[Stored records]
--- Begin ---

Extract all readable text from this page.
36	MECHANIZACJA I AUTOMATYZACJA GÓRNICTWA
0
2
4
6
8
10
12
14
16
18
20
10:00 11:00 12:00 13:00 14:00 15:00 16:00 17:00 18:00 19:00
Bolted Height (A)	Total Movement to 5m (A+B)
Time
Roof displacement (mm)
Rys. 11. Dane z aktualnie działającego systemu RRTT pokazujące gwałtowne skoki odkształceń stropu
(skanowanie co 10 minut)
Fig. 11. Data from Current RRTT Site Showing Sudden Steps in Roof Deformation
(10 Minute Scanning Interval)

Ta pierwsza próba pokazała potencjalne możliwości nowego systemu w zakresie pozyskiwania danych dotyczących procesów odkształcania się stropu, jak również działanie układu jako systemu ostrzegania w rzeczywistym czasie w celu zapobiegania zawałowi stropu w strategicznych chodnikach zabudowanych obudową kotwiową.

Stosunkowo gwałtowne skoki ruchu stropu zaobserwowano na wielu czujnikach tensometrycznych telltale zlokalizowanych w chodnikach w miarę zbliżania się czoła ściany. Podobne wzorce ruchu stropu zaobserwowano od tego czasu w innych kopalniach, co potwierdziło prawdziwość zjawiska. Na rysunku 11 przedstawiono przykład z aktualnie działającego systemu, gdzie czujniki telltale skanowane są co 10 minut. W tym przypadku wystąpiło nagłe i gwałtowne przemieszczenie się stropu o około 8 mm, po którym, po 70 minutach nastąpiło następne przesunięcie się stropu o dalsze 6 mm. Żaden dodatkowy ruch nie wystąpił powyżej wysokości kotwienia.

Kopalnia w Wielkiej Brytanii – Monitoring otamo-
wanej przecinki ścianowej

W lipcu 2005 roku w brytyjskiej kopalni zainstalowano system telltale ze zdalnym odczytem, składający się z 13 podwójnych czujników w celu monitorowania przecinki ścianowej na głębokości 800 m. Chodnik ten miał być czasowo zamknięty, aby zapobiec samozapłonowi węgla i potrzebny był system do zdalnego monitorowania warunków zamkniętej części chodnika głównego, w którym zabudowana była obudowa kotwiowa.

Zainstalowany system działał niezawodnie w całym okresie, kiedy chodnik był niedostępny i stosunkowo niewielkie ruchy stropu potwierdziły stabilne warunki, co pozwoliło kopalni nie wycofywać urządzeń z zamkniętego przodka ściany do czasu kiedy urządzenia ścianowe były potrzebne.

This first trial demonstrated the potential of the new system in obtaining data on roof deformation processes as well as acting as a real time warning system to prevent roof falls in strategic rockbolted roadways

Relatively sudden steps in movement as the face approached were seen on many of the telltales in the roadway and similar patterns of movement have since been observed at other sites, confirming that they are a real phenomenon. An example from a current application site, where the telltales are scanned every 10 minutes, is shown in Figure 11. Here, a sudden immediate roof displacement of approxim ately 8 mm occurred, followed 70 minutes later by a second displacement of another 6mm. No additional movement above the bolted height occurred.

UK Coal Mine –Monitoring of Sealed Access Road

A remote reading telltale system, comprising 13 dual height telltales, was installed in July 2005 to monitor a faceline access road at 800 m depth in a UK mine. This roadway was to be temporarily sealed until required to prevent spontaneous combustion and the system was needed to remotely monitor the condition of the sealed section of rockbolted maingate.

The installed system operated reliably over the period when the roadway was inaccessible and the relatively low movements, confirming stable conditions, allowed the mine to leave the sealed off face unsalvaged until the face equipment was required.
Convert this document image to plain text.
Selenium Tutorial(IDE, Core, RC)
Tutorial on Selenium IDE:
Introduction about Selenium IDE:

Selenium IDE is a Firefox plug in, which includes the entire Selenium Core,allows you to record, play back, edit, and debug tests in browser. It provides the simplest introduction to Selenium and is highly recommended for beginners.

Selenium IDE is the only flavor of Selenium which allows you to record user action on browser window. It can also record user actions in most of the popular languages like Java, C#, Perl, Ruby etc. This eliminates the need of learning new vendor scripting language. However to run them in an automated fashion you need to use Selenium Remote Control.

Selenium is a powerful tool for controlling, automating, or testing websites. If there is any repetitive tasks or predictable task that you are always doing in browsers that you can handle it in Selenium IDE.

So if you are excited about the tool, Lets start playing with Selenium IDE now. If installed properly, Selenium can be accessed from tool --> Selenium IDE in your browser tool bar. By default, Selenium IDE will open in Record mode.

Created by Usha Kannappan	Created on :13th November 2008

--- End ---

* WORK REQUIRED:
In the listing above, how many lines include the word "ścianowej"? Answer with the number and nothing more.

* RESULT BELOW:
2